Exercise prompt:
Reproduce all of the material word for word.

*-*-*

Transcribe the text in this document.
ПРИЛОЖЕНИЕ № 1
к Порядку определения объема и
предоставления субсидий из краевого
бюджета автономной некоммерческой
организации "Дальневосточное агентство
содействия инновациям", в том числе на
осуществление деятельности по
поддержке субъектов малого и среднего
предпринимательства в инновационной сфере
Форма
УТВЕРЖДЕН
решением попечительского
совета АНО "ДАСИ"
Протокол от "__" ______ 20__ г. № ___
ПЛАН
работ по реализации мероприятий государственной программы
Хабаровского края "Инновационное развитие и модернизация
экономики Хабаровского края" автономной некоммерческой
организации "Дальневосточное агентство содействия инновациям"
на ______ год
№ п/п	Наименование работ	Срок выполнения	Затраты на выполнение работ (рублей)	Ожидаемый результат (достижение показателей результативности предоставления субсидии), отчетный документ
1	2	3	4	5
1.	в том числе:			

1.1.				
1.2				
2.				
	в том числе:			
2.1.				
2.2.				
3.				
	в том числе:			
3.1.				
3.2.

*-*-*

Solution to the problem:
Transcribe the text in this document.
ПРИЛОЖЕНИЕ № 1
к Порядку определения объема и
предоставления субсидий из краевого
бюджета автономной некоммерческой
организации "Дальневосточное агентство
содействия инновациям", в том числе на
осуществление деятельности по
поддержке субъектов малого и среднего
предпринимательства в инновационной сфере
Форма
УТВЕРЖДЕН
решением попечительского
совета АНО "ДАСИ"
Протокол от "__" ______ 20__ г. № ___
ПЛАН
работ по реализации мероприятий государственной программы
Хабаровского края "Инновационное развитие и модернизация
экономики Хабаровского края" автономной некоммерческой
организации "Дальневосточное агентство содействия инновациям"
на ______ год
№ п/п	Наименование работ	Срок выполнения	Затраты на выполнение работ (рублей)	Ожидаемый результат (достижение показателей результативности предоставления субсидии), отчетный документ
1	2	3	4	5
1.	в том числе:			

1.1.				
1.2				
2.				
	в том числе:			
2.1.				
2.2.				
3.				
	в том числе:			
3.1.				
3.2.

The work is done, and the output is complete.